## DATA SHOWN:
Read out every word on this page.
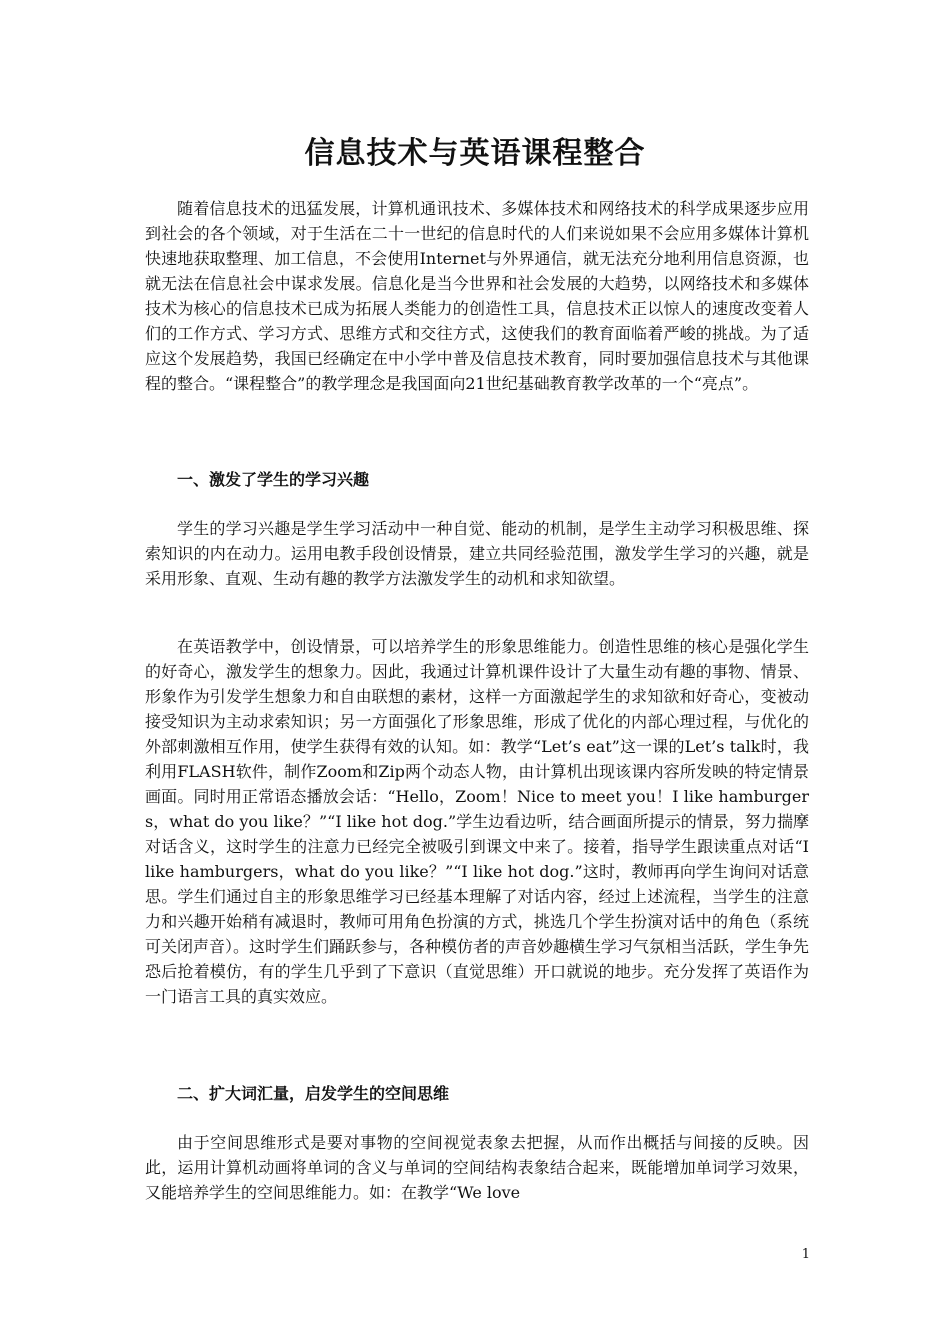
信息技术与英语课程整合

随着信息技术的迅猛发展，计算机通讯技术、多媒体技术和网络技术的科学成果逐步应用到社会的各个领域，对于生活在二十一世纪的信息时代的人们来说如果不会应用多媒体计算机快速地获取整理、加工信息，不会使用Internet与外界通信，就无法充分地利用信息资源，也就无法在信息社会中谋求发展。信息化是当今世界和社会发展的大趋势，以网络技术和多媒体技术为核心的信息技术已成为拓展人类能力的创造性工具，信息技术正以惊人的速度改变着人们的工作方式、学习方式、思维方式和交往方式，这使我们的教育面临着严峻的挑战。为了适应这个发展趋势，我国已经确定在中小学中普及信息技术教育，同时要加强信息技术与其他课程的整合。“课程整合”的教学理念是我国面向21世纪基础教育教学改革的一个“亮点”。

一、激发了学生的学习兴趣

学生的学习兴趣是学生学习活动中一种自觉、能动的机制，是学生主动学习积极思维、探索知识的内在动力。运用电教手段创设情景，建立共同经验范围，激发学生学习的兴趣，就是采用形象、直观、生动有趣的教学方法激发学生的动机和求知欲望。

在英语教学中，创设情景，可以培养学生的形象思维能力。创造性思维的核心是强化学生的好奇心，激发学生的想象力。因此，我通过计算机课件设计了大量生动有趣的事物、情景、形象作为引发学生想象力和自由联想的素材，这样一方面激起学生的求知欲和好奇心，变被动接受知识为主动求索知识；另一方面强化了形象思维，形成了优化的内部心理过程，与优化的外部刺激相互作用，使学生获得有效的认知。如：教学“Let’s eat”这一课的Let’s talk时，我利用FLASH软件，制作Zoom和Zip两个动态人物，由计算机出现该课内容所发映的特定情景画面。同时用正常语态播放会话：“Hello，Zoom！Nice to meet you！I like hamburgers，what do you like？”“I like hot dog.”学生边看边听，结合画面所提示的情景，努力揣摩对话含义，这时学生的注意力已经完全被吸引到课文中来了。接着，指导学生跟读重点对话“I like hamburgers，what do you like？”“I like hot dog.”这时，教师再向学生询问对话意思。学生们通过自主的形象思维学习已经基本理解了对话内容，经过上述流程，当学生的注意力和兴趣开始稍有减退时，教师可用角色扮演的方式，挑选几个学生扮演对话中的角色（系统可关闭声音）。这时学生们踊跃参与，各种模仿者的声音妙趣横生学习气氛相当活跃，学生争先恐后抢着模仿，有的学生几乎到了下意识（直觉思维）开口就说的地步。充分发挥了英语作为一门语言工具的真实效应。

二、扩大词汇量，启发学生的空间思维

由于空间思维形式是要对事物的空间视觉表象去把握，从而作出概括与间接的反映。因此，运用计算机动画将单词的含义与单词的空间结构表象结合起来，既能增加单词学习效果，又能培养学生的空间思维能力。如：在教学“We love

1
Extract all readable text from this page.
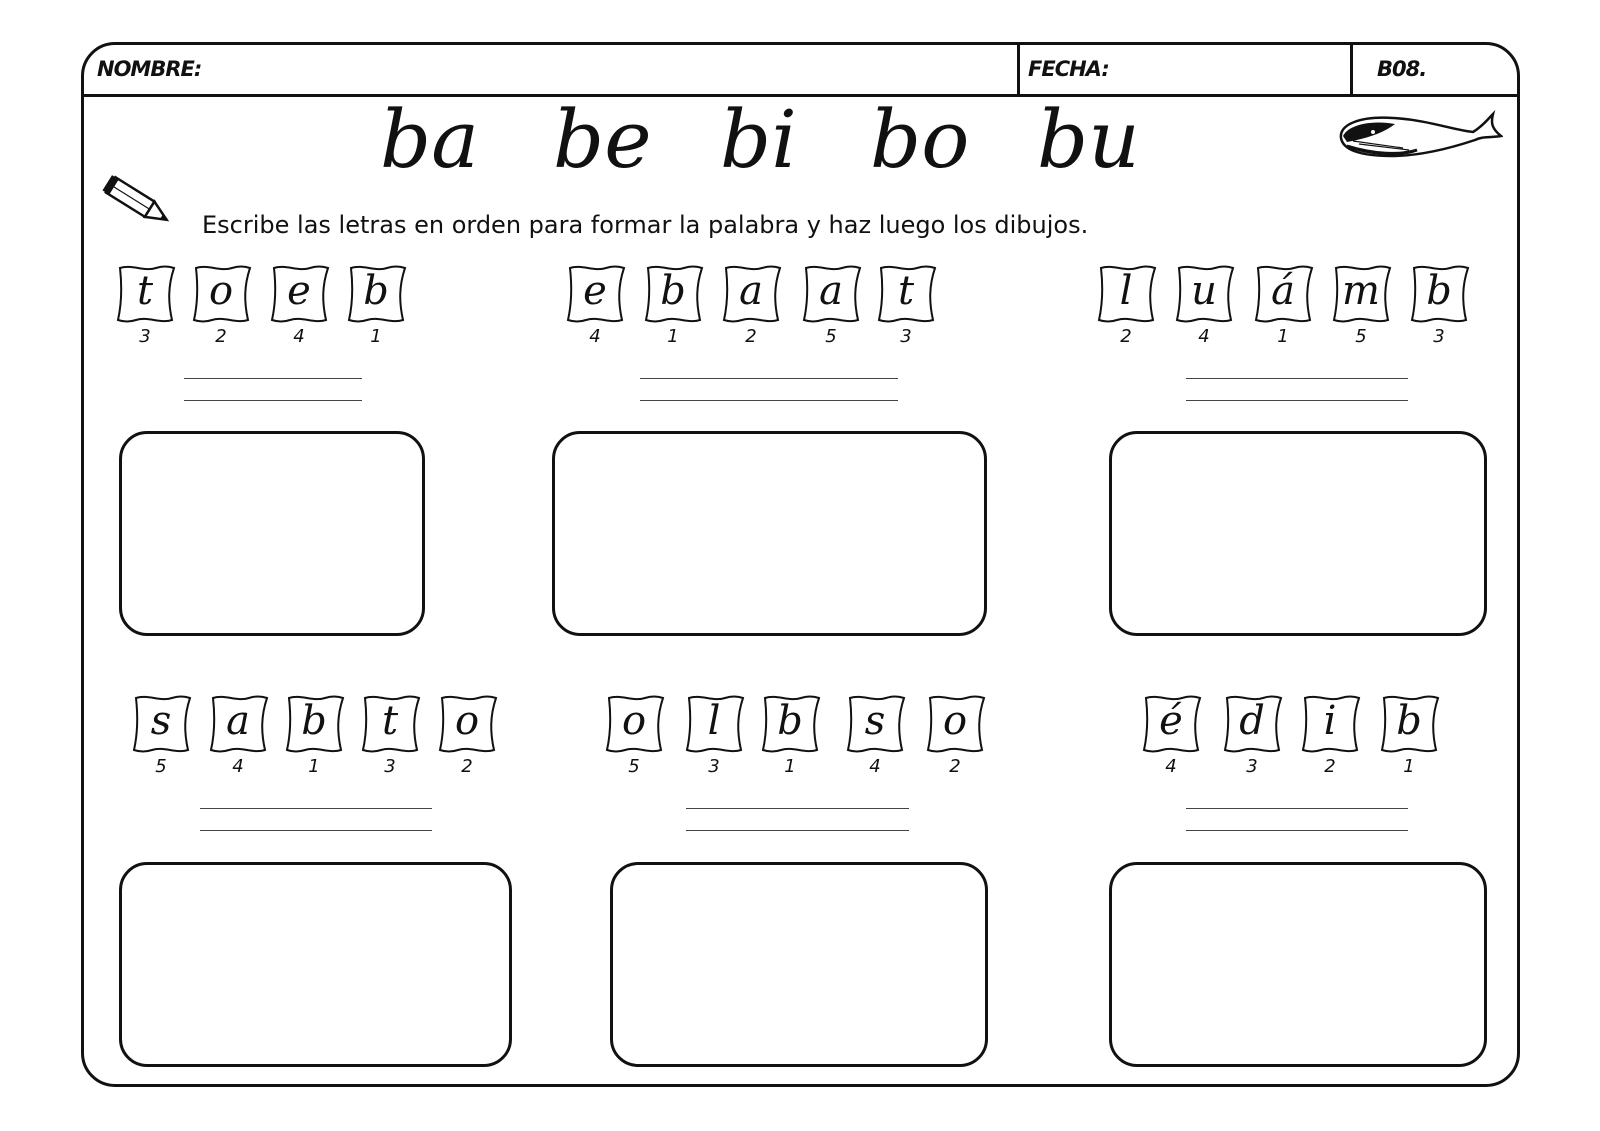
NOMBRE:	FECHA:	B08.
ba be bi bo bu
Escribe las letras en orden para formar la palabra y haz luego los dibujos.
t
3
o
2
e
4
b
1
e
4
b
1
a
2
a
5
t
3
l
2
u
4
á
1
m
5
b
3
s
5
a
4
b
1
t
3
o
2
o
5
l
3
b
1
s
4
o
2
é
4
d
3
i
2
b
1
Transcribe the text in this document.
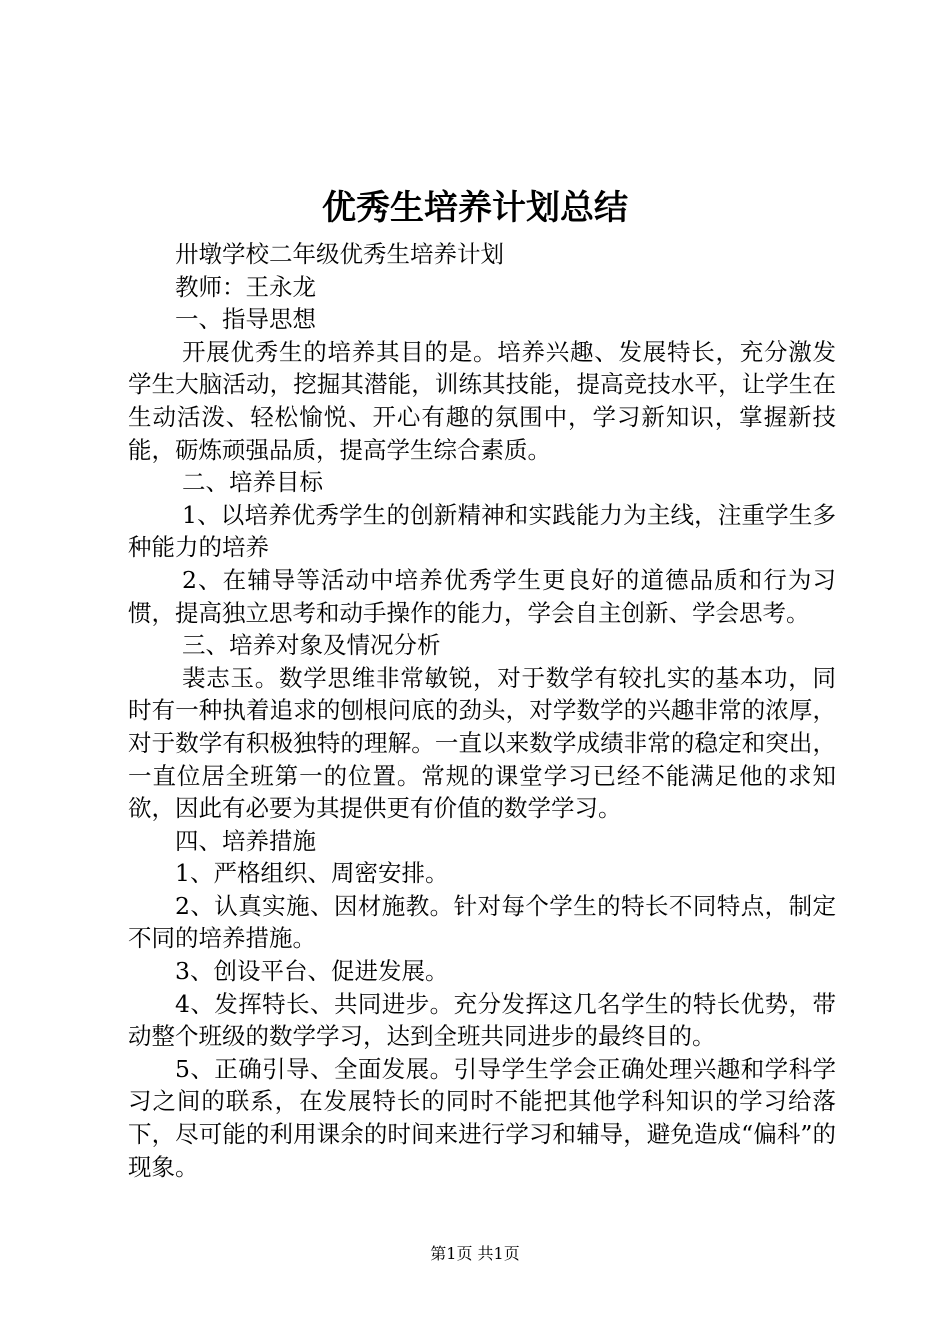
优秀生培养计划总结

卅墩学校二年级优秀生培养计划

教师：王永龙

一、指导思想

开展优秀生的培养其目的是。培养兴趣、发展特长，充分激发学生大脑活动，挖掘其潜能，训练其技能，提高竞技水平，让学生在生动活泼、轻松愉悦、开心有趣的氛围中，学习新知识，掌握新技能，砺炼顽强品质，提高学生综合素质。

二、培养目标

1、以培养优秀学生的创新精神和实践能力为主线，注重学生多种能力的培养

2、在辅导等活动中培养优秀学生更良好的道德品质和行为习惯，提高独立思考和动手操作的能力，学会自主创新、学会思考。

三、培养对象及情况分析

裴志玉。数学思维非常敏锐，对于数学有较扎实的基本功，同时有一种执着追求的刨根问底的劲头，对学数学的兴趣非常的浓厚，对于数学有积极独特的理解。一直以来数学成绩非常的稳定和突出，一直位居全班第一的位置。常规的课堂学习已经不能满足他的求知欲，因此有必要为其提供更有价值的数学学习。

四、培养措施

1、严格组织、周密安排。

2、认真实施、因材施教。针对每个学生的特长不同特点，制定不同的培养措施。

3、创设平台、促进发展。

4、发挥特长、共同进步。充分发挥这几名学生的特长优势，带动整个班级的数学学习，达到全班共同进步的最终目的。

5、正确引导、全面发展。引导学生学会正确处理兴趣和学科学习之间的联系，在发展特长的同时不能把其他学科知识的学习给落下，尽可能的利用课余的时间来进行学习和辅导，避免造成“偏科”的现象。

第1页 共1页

## WHAT THE EXERCISE ASKS:
Gather up every line in the data above that contains the word "text", copying each one.

## SOLUTION TO THIS TASK:
Extract all readable text from this page.
Transcribe the text in this document.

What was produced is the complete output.